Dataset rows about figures
-----

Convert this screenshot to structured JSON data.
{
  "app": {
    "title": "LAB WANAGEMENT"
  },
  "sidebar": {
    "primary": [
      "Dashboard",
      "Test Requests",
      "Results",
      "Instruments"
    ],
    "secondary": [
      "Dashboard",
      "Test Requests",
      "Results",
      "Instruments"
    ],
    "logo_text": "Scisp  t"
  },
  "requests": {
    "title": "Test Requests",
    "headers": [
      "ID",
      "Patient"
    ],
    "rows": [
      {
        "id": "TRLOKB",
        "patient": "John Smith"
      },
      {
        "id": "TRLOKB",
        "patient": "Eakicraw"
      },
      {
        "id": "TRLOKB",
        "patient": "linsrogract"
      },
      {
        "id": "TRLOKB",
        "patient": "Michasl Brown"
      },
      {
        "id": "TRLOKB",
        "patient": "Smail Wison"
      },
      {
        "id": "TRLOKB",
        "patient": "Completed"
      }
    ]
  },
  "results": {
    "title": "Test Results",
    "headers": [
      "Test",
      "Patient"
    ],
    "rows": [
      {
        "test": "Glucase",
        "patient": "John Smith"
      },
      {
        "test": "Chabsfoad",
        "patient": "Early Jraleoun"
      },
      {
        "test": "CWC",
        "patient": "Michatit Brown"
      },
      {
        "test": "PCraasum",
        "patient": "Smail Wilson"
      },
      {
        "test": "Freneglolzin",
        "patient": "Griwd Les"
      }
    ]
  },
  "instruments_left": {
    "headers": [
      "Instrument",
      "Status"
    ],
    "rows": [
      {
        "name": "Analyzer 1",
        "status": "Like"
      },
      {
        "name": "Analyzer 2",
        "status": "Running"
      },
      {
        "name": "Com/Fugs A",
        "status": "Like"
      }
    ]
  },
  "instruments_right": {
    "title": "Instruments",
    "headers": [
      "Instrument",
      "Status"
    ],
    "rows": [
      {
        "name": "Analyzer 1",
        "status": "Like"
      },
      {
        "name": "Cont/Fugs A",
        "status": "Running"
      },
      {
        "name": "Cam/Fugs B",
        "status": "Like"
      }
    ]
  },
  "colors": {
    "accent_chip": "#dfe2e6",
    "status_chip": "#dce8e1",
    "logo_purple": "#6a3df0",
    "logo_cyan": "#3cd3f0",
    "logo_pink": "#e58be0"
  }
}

-----

Brief
Repeat the material above exactly.

The completed task
Convert this screenshot to structured JSON data.
{
  "app": {
    "title": "LAB WANAGEMENT"
  },
  "sidebar": {
    "primary": [
      "Dashboard",
      "Test Requests",
      "Results",
      "Instruments"
    ],
    "secondary": [
      "Dashboard",
      "Test Requests",
      "Results",
      "Instruments"
    ],
    "logo_text": "Scisp  t"
  },
  "requests": {
    "title": "Test Requests",
    "headers": [
      "ID",
      "Patient"
    ],
    "rows": [
      {
        "id": "TRLOKB",
        "patient": "John Smith"
      },
      {
        "id": "TRLOKB",
        "patient": "Eakicraw"
      },
      {
        "id": "TRLOKB",
        "patient": "linsrogract"
      },
      {
        "id": "TRLOKB",
        "patient": "Michasl Brown"
      },
      {
        "id": "TRLOKB",
        "patient": "Smail Wison"
      },
      {
        "id": "TRLOKB",
        "patient": "Completed"
      }
    ]
  },
  "results": {
    "title": "Test Results",
    "headers": [
      "Test",
      "Patient"
    ],
    "rows": [
      {
        "test": "Glucase",
        "patient": "John Smith"
      },
      {
        "test": "Chabsfoad",
        "patient": "Early Jraleoun"
      },
      {
        "test": "CWC",
        "patient": "Michatit Brown"
      },
      {
        "test": "PCraasum",
        "patient": "Smail Wilson"
      },
      {
        "test": "Freneglolzin",
        "patient": "Griwd Les"
      }
    ]
  },
  "instruments_left": {
    "headers": [
      "Instrument",
      "Status"
    ],
    "rows": [
      {
        "name": "Analyzer 1",
        "status": "Like"
      },
      {
        "name": "Analyzer 2",
        "status": "Running"
      },
      {
        "name": "Com/Fugs A",
        "status": "Like"
      }
    ]
  },
  "instruments_right": {
    "title": "Instruments",
    "headers": [
      "Instrument",
      "Status"
    ],
    "rows": [
      {
        "name": "Analyzer 1",
        "status": "Like"
      },
      {
        "name": "Cont/Fugs A",
        "status": "Running"
      },
      {
        "name": "Cam/Fugs B",
        "status": "Like"
      }
    ]
  },
  "colors": {
    "accent_chip": "#dfe2e6",
    "status_chip": "#dce8e1",
    "logo_purple": "#6a3df0",
    "logo_cyan": "#3cd3f0",
    "logo_pink": "#e58be0"
  }
}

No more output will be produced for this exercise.